#### PROBLEM TO WORK ON
All records are to be retyped faithfully and completely.

#### DATA LISTING
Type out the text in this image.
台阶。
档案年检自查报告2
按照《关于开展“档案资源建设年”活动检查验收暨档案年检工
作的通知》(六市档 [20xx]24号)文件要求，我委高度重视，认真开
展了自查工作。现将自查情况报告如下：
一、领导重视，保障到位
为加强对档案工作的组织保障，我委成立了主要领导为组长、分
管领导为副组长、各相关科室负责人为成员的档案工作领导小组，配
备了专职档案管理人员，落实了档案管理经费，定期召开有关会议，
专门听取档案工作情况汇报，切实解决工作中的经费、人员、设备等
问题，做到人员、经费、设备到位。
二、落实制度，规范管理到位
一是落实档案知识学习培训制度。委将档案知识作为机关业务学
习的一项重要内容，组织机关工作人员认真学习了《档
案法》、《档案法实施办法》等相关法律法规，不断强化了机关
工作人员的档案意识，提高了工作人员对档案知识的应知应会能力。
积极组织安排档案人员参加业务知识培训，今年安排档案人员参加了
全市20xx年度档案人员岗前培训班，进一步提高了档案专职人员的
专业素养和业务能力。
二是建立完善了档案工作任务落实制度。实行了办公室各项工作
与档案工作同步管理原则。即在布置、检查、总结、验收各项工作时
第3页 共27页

#### EXERCISE OUTPUT
Type out the text in this image.
台阶。
档案年检自查报告2
按照《关于开展“档案资源建设年”活动检查验收暨档案年检工
作的通知》(六市档 [20xx]24号)文件要求，我委高度重视，认真开
展了自查工作。现将自查情况报告如下：
一、领导重视，保障到位
为加强对档案工作的组织保障，我委成立了主要领导为组长、分
管领导为副组长、各相关科室负责人为成员的档案工作领导小组，配
备了专职档案管理人员，落实了档案管理经费，定期召开有关会议，
专门听取档案工作情况汇报，切实解决工作中的经费、人员、设备等
问题，做到人员、经费、设备到位。
二、落实制度，规范管理到位
一是落实档案知识学习培训制度。委将档案知识作为机关业务学
习的一项重要内容，组织机关工作人员认真学习了《档
案法》、《档案法实施办法》等相关法律法规，不断强化了机关
工作人员的档案意识，提高了工作人员对档案知识的应知应会能力。
积极组织安排档案人员参加业务知识培训，今年安排档案人员参加了
全市20xx年度档案人员岗前培训班，进一步提高了档案专职人员的
专业素养和业务能力。
二是建立完善了档案工作任务落实制度。实行了办公室各项工作
与档案工作同步管理原则。即在布置、检查、总结、验收各项工作时
第3页 共27页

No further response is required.